*Data records*:
^^^^
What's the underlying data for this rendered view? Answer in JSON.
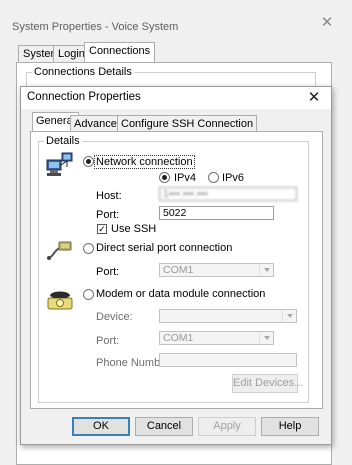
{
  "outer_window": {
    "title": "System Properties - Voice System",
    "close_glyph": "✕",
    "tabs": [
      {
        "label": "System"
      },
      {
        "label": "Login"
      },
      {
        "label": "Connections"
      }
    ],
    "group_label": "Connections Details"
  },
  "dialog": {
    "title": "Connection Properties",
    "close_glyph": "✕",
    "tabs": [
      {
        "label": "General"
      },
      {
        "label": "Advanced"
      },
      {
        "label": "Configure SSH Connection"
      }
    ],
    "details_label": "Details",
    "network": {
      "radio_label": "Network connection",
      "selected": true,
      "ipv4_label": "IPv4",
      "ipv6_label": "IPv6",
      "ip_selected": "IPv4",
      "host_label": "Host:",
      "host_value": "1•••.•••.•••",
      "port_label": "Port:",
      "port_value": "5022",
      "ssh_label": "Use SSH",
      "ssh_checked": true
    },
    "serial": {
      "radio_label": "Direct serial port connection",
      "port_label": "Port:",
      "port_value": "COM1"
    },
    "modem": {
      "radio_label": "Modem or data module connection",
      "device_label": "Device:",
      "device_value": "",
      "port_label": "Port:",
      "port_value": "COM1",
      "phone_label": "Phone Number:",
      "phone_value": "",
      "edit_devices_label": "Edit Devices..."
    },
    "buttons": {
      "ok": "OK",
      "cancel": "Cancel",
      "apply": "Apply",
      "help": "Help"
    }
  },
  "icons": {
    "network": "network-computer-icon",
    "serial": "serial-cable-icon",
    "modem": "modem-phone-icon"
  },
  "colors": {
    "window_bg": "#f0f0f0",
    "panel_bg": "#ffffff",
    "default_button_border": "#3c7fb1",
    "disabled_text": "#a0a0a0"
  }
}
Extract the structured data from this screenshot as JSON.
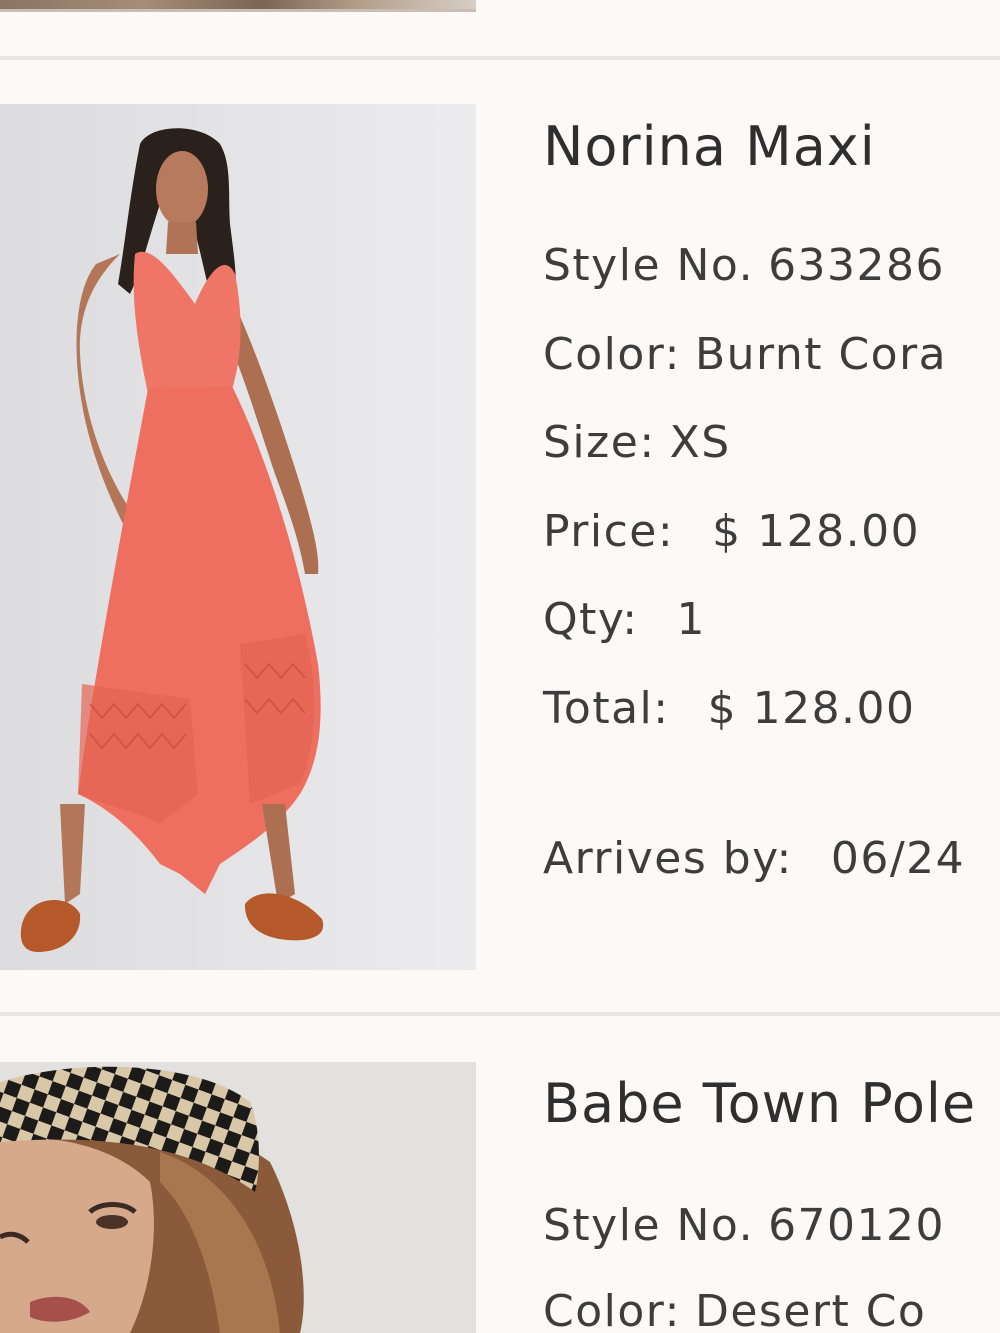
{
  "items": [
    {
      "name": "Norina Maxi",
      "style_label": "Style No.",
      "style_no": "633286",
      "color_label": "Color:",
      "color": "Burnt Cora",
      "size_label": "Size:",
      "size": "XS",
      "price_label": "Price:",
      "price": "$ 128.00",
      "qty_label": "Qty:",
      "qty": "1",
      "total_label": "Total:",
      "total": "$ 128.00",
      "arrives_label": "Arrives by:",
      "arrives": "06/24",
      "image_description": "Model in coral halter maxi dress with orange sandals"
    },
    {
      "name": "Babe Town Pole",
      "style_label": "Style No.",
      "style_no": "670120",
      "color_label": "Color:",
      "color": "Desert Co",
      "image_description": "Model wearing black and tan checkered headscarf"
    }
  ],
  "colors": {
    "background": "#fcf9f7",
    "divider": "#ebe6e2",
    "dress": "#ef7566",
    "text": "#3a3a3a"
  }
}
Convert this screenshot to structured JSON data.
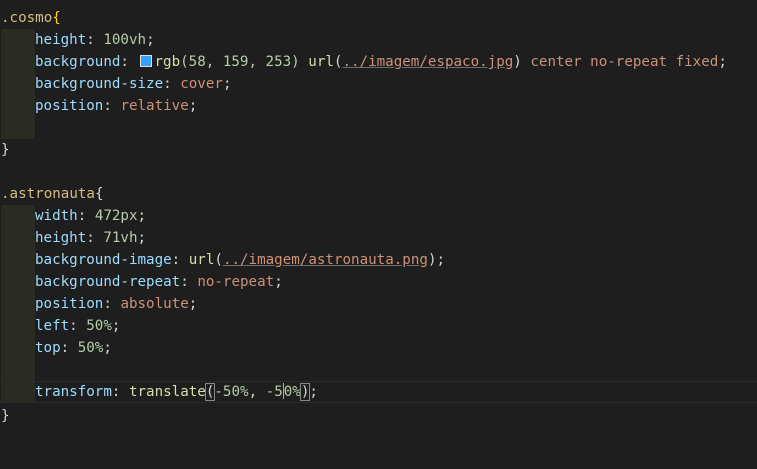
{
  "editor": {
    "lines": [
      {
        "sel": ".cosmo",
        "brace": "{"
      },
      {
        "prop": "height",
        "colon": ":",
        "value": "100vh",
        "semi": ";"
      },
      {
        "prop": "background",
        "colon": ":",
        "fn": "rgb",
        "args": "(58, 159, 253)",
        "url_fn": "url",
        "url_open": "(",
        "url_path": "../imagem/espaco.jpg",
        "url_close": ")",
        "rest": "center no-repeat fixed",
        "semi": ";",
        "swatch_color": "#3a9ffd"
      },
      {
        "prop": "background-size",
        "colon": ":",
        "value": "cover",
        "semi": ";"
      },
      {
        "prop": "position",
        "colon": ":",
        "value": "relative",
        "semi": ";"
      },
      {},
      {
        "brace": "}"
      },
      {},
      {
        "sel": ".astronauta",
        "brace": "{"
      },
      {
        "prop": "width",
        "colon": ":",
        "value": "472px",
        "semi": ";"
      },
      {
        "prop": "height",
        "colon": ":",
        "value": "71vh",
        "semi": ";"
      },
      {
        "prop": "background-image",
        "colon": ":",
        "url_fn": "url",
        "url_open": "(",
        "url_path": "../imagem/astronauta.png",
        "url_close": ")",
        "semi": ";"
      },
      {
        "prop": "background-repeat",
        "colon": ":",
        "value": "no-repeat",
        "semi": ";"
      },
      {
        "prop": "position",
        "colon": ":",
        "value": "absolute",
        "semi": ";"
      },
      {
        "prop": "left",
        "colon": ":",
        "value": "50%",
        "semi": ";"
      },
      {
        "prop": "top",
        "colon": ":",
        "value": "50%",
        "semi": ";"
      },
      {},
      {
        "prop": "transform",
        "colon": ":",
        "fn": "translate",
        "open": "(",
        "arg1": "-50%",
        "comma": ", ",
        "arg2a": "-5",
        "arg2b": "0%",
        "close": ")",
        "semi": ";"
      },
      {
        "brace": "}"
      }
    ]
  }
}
^^^^
*EXERCISE DETAILS*:
In the entries above, find each line with the string "this" and copy it.

*RESPONSE BELOW*:
What's the underlying data for this rendered view? Answer in JSON.
Extract the structured data from this screenshot as JSON.
Convert this screenshot to structured JSON data.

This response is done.